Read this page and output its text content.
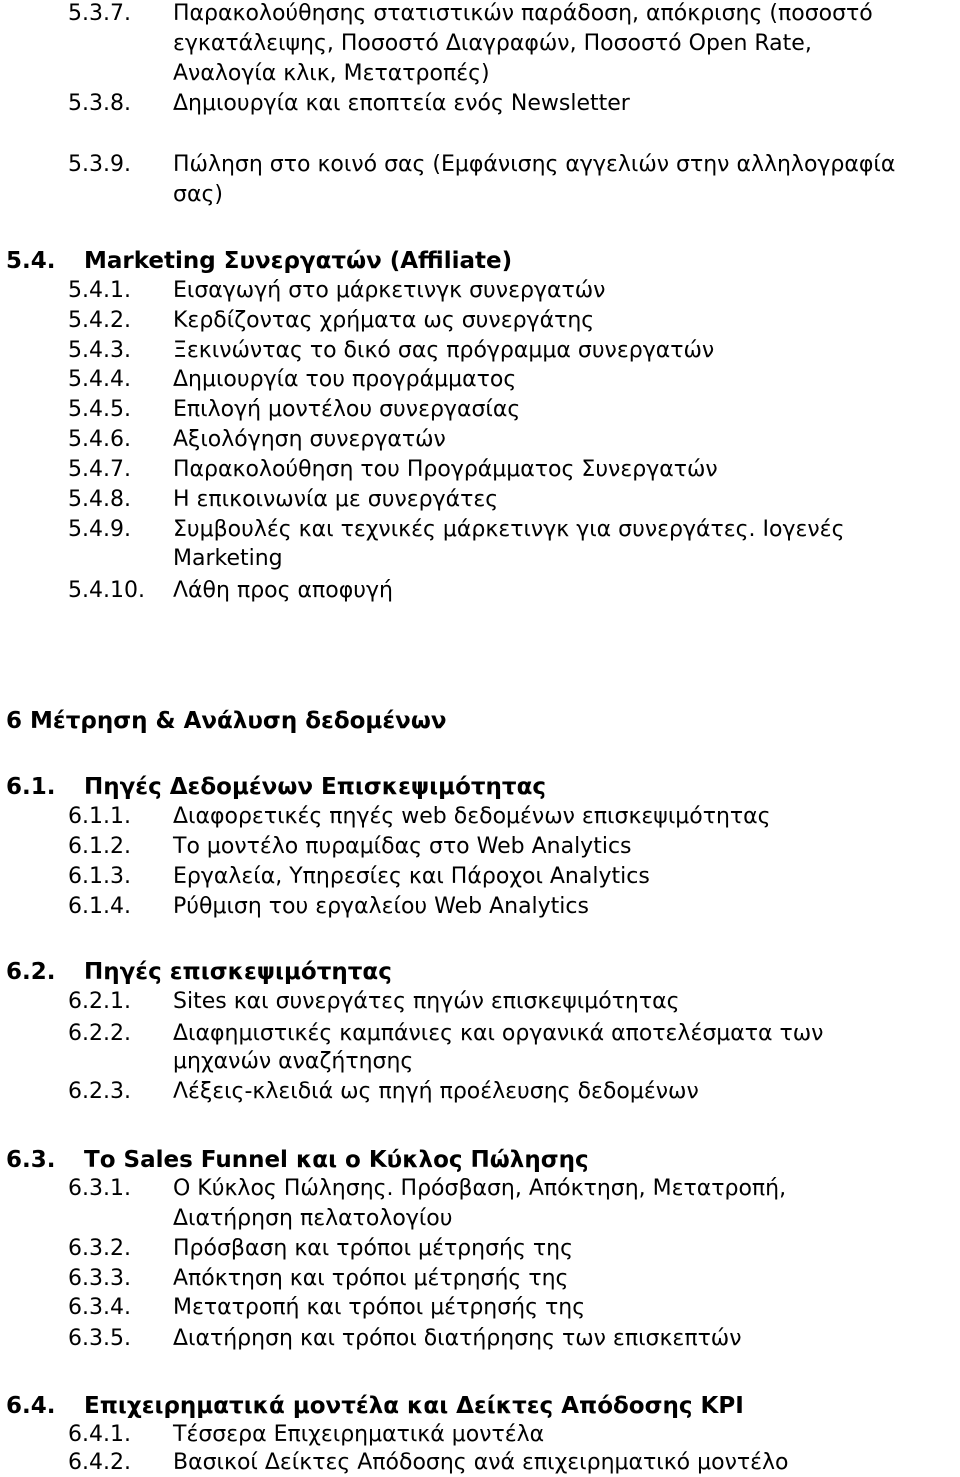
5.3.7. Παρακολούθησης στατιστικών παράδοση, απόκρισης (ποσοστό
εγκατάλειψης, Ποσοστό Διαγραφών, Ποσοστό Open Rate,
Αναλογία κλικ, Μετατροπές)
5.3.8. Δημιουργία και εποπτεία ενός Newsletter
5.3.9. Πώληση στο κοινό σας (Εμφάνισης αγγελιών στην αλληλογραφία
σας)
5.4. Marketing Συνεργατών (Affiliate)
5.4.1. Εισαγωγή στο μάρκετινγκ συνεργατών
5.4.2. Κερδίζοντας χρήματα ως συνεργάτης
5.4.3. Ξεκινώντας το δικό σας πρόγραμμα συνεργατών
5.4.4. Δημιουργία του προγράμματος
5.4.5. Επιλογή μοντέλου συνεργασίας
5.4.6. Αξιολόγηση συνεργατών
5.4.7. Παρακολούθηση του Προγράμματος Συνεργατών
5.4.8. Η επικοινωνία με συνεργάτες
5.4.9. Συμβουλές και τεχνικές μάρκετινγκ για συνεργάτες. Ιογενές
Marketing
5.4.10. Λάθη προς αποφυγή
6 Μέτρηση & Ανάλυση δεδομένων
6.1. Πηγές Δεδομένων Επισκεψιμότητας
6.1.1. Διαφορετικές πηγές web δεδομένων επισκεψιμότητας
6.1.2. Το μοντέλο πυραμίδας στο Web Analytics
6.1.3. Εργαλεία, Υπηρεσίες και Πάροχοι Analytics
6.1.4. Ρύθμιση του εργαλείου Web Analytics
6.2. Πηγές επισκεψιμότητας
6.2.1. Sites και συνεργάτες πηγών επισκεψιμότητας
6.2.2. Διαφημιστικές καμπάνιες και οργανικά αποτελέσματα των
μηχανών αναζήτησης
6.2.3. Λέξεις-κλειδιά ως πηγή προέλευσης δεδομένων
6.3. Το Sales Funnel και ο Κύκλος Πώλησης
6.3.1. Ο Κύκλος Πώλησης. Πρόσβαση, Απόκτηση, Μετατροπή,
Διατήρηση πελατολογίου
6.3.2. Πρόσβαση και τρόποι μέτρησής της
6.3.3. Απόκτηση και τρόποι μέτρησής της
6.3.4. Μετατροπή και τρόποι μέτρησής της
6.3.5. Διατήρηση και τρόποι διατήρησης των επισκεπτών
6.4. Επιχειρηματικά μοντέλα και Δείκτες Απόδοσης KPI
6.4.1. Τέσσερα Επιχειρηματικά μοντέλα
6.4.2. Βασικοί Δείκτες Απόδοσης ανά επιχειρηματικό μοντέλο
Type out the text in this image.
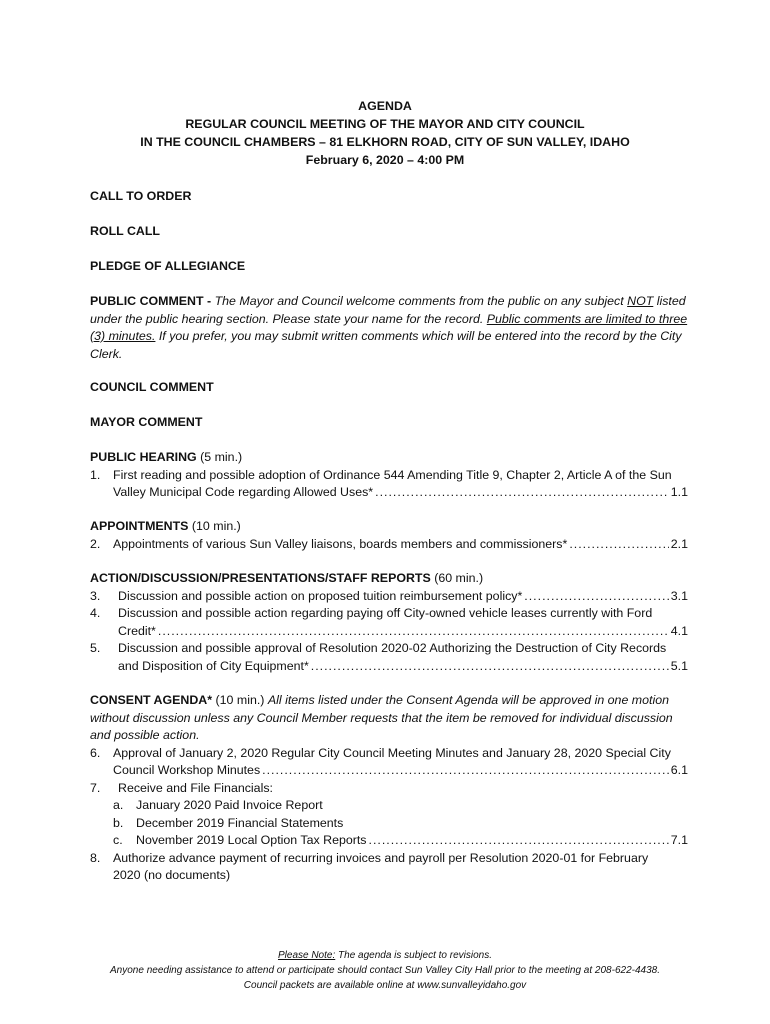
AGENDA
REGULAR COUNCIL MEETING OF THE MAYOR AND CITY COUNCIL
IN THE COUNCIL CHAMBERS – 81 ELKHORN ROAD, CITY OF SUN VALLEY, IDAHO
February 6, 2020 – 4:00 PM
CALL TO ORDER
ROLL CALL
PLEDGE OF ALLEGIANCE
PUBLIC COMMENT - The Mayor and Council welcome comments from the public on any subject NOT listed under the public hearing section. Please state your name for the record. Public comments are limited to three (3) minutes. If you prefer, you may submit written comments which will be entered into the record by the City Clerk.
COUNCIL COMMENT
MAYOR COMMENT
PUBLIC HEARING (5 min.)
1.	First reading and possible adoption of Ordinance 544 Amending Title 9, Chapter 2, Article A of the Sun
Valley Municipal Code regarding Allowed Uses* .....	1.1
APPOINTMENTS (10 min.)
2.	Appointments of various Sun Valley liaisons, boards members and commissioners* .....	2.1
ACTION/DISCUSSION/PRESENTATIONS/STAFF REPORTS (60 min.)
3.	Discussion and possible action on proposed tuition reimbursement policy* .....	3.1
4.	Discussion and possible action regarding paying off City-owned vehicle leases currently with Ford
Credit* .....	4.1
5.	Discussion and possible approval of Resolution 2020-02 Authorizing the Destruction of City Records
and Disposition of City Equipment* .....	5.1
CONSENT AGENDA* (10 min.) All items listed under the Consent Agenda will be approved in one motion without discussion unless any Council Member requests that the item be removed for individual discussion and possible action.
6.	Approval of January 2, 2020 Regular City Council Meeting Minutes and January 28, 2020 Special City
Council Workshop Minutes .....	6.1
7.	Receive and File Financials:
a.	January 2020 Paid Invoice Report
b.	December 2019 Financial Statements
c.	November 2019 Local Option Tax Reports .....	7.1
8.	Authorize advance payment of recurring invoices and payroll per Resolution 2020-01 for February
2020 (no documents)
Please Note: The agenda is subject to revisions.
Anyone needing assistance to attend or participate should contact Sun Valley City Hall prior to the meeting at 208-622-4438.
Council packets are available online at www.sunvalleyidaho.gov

**PROBLEM TO WORK ON:** Determine how many lines of the material include the string "COMMENT". Output only that count.

**THE RESULT:** 3